Return every entry exactly.

begin EXCERPTED RECORDS

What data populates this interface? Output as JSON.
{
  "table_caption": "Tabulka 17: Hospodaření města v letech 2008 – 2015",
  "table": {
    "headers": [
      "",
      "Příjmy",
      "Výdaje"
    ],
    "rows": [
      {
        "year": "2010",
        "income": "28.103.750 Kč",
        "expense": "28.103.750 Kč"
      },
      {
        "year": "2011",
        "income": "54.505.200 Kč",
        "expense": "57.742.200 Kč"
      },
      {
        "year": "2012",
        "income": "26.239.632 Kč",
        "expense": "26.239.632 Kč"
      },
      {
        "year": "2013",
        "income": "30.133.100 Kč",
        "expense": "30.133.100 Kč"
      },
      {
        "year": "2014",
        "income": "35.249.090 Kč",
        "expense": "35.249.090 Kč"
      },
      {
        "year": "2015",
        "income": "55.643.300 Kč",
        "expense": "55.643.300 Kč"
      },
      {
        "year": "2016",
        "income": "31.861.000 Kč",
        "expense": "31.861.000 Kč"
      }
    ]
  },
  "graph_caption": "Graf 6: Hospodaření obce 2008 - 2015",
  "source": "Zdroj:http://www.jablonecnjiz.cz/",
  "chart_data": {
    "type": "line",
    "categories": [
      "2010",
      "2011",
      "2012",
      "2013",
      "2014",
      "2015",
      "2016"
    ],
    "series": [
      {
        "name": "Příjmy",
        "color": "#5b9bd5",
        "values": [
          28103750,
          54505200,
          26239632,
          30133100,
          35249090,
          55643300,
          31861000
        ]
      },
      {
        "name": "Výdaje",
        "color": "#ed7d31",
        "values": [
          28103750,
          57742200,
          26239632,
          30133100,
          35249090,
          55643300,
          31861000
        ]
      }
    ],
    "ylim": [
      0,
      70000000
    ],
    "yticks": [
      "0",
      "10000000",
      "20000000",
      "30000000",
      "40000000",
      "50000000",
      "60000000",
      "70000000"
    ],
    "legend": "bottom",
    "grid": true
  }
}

end EXCERPTED RECORDS

SOLUTION TO THE EXERCISE
What data populates this interface? Output as JSON.
{
  "table_caption": "Tabulka 17: Hospodaření města v letech 2008 – 2015",
  "table": {
    "headers": [
      "",
      "Příjmy",
      "Výdaje"
    ],
    "rows": [
      {
        "year": "2010",
        "income": "28.103.750 Kč",
        "expense": "28.103.750 Kč"
      },
      {
        "year": "2011",
        "income": "54.505.200 Kč",
        "expense": "57.742.200 Kč"
      },
      {
        "year": "2012",
        "income": "26.239.632 Kč",
        "expense": "26.239.632 Kč"
      },
      {
        "year": "2013",
        "income": "30.133.100 Kč",
        "expense": "30.133.100 Kč"
      },
      {
        "year": "2014",
        "income": "35.249.090 Kč",
        "expense": "35.249.090 Kč"
      },
      {
        "year": "2015",
        "income": "55.643.300 Kč",
        "expense": "55.643.300 Kč"
      },
      {
        "year": "2016",
        "income": "31.861.000 Kč",
        "expense": "31.861.000 Kč"
      }
    ]
  },
  "graph_caption": "Graf 6: Hospodaření obce 2008 - 2015",
  "source": "Zdroj:http://www.jablonecnjiz.cz/",
  "chart_data": {
    "type": "line",
    "categories": [
      "2010",
      "2011",
      "2012",
      "2013",
      "2014",
      "2015",
      "2016"
    ],
    "series": [
      {
        "name": "Příjmy",
        "color": "#5b9bd5",
        "values": [
          28103750,
          54505200,
          26239632,
          30133100,
          35249090,
          55643300,
          31861000
        ]
      },
      {
        "name": "Výdaje",
        "color": "#ed7d31",
        "values": [
          28103750,
          57742200,
          26239632,
          30133100,
          35249090,
          55643300,
          31861000
        ]
      }
    ],
    "ylim": [
      0,
      70000000
    ],
    "yticks": [
      "0",
      "10000000",
      "20000000",
      "30000000",
      "40000000",
      "50000000",
      "60000000",
      "70000000"
    ],
    "legend": "bottom",
    "grid": true
  }
}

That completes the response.